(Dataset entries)
--- START ---

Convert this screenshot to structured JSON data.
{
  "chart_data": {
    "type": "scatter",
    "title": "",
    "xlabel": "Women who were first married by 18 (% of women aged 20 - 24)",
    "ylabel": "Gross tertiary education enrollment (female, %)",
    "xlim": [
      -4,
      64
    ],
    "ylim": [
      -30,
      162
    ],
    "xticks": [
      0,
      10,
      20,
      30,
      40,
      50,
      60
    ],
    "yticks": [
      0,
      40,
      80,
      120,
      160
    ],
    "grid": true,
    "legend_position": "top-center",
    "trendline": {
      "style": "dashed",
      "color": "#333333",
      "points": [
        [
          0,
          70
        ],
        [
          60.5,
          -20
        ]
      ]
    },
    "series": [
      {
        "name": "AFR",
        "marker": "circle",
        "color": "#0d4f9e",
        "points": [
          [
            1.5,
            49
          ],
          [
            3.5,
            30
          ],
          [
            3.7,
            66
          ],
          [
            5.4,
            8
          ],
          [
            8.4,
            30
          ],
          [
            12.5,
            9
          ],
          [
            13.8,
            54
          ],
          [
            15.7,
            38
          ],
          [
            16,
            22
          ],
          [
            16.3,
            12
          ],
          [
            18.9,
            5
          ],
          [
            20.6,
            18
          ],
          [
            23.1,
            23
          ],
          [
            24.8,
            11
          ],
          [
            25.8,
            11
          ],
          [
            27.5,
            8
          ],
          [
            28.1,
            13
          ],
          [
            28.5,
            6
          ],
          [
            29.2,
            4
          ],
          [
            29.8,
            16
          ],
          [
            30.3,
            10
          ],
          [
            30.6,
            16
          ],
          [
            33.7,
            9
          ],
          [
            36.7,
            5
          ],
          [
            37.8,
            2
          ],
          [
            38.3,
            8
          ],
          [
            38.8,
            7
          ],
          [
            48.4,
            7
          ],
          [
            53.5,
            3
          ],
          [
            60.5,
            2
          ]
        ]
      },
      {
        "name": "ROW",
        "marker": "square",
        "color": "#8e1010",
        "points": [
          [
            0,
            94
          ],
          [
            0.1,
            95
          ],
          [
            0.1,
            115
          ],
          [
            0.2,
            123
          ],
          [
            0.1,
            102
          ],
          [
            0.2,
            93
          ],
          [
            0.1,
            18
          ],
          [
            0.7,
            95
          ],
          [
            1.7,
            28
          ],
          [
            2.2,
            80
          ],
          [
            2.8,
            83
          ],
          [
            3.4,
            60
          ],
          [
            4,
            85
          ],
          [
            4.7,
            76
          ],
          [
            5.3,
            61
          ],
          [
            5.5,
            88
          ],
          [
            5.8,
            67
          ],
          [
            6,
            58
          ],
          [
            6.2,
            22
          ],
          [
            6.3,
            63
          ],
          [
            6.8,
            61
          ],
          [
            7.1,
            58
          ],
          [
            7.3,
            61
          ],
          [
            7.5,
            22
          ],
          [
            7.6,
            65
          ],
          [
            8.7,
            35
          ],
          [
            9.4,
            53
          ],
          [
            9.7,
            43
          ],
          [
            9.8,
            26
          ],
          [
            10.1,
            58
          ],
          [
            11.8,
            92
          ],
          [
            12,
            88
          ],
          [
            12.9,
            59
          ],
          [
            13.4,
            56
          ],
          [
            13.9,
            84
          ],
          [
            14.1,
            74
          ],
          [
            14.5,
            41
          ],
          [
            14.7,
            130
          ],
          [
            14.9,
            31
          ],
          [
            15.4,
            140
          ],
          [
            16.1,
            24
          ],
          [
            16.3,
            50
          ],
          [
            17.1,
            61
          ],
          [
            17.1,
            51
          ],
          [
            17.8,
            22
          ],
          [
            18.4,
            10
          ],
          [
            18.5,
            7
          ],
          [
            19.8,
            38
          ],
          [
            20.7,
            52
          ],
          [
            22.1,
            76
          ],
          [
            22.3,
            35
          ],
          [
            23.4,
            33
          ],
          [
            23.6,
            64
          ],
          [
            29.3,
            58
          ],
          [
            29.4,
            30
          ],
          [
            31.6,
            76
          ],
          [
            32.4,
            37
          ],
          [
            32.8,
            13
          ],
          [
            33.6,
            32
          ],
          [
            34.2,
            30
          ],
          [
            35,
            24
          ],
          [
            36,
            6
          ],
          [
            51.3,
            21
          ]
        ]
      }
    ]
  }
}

--- END ---

— Task directions —
Filter the listing above by the word "color"; copy each line that passes.

— Exercise output —
      "color": "#333333",
        "color": "#0d4f9e",
        "color": "#8e1010",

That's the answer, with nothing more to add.